Leave out the pictures; transcribe all else exactly.

----- Information supplied -----

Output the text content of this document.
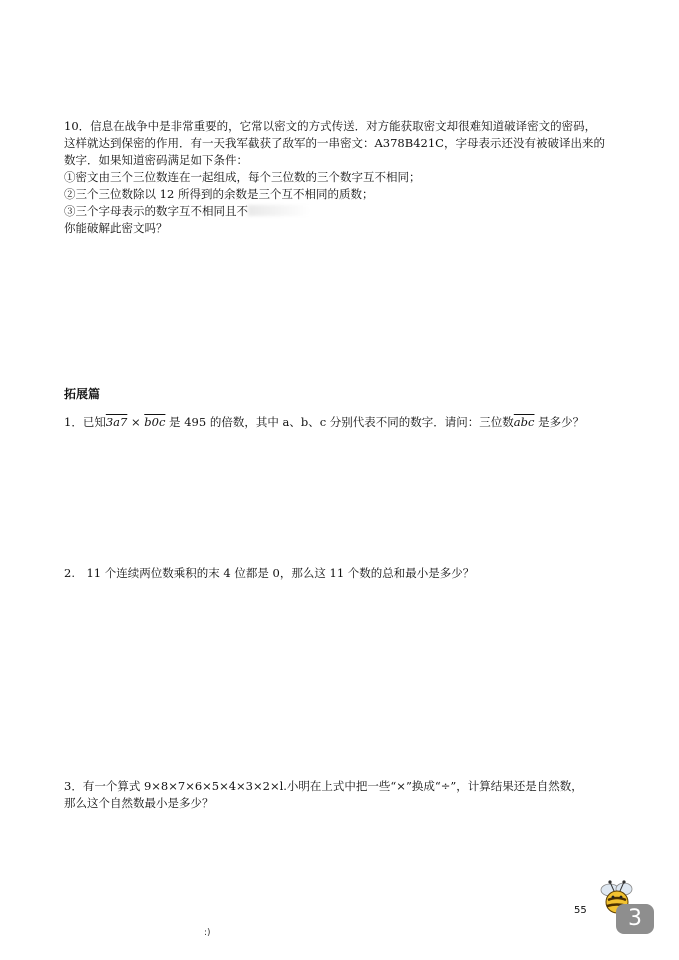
10．信息在战争中是非常重要的，它常以密文的方式传送．对方能获取密文却很难知道破译密文的密码，
这样就达到保密的作用．有一天我军截获了敌军的一串密文：A378B421C，字母表示还没有被破译出来的
数字．如果知道密码满足如下条件：
①密文由三个三位数连在一起组成，每个三位数的三个数字互不相同；
②三个三位数除以 12 所得到的余数是三个互不相同的质数；
③三个字母表示的数字互不相同且不
你能破解此密文吗？
拓展篇
1．已知3a7 × b0c 是 495 的倍数，其中 a、b、c 分别代表不同的数字．请问：三位数$\overline{abc}$ 是多少？
2.　11 个连续两位数乘积的末 4 位都是 0，那么这 11 个数的总和最小是多少？
3．有一个算式 9×8×7×6×5×4×3×2×l.小明在上式中把一些“×”换成“÷”，计算结果还是自然数，
那么这个自然数最小是多少？
55
:)
3
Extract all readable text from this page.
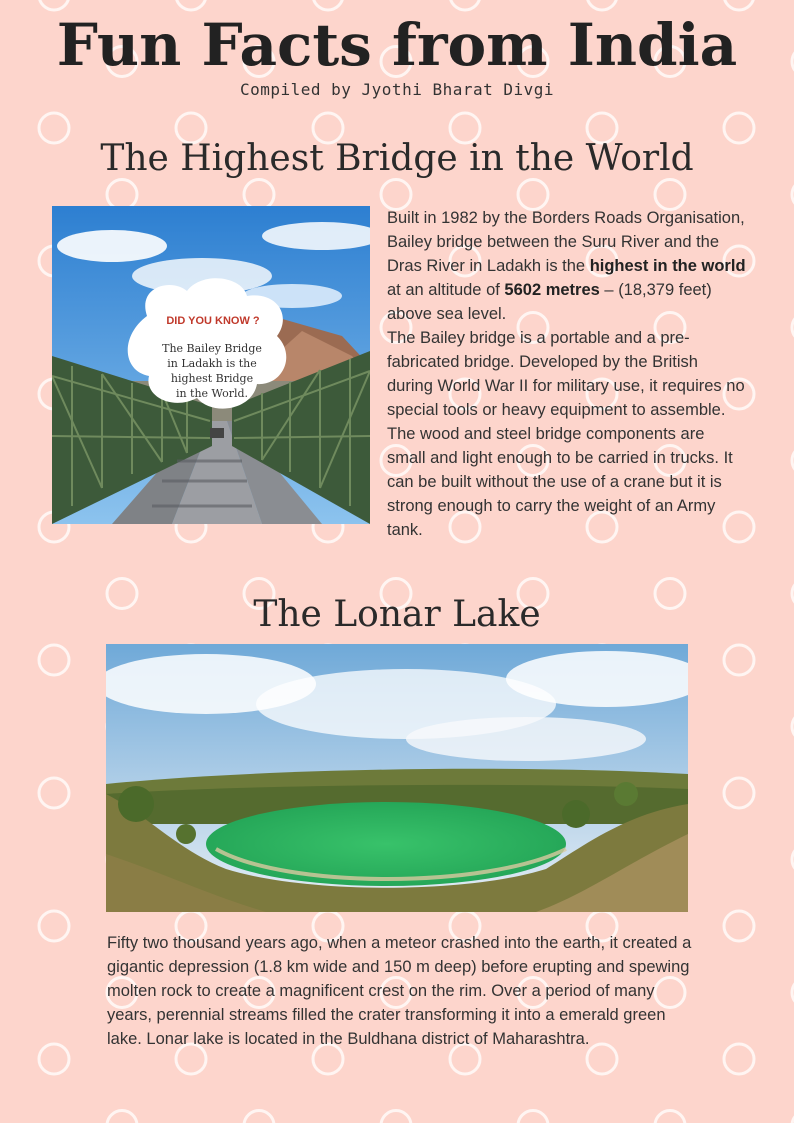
Fun Facts from India
Compiled by Jyothi Bharat Divgi
The Highest Bridge in the World
DID YOU KNOW ?
The Bailey Bridge
in Ladakh is the
highest Bridge
in the World.

Built in 1982 by the Borders Roads Organisation, Bailey bridge between the Suru River and the Dras River in Ladakh is the highest in the world at an altitude of 5602 metres – (18,379 feet) above sea level.
The Bailey bridge is a portable and a pre-fabricated bridge. Developed by the British during World War II for military use, it requires no special tools or heavy equipment to assemble. The wood and steel bridge components are small and light enough to be carried in trucks. It can be built without the use of a crane but it is strong enough to carry the weight of an Army tank.

The Lonar Lake

Fifty two thousand years ago, when a meteor crashed into the earth, it created a gigantic depression (1.8 km wide and 150 m deep) before erupting and spewing molten rock to create a magnificent crest on the rim. Over a period of many years, perennial streams filled the crater transforming it into a emerald green lake. Lonar lake is located in the Buldhana district of Maharashtra.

-----

◆ Task answer ◆
Output the text content of this document.
10．信息在战争中是非常重要的，它常以密文的方式传送．对方能获取密文却很难知道破译密文的密码，
这样就达到保密的作用．有一天我军截获了敌军的一串密文：A378B421C，字母表示还没有被破译出来的
数字．如果知道密码满足如下条件：
①密文由三个三位数连在一起组成，每个三位数的三个数字互不相同；
②三个三位数除以 12 所得到的余数是三个互不相同的质数；
③三个字母表示的数字互不相同且不
你能破解此密文吗？
拓展篇
1．已知3a7 × b0c 是 495 的倍数，其中 a、b、c 分别代表不同的数字．请问：三位数$\overline{abc}$ 是多少？
2.　11 个连续两位数乘积的末 4 位都是 0，那么这 11 个数的总和最小是多少？
3．有一个算式 9×8×7×6×5×4×3×2×l.小明在上式中把一些“×”换成“÷”，计算结果还是自然数，
那么这个自然数最小是多少？
55
:)
3
Extract all readable text from this page.
Fun Facts from India
Compiled by Jyothi Bharat Divgi
The Highest Bridge in the World
DID YOU KNOW ?
The Bailey Bridge
in Ladakh is the
highest Bridge
in the World.

Built in 1982 by the Borders Roads Organisation, Bailey bridge between the Suru River and the Dras River in Ladakh is the highest in the world at an altitude of 5602 metres – (18,379 feet) above sea level.
The Bailey bridge is a portable and a pre-fabricated bridge. Developed by the British during World War II for military use, it requires no special tools or heavy equipment to assemble. The wood and steel bridge components are small and light enough to be carried in trucks. It can be built without the use of a crane but it is strong enough to carry the weight of an Army tank.

The Lonar Lake

Fifty two thousand years ago, when a meteor crashed into the earth, it created a gigantic depression (1.8 km wide and 150 m deep) before erupting and spewing molten rock to create a magnificent crest on the rim. Over a period of many years, perennial streams filled the crater transforming it into a emerald green lake. Lonar lake is located in the Buldhana district of Maharashtra.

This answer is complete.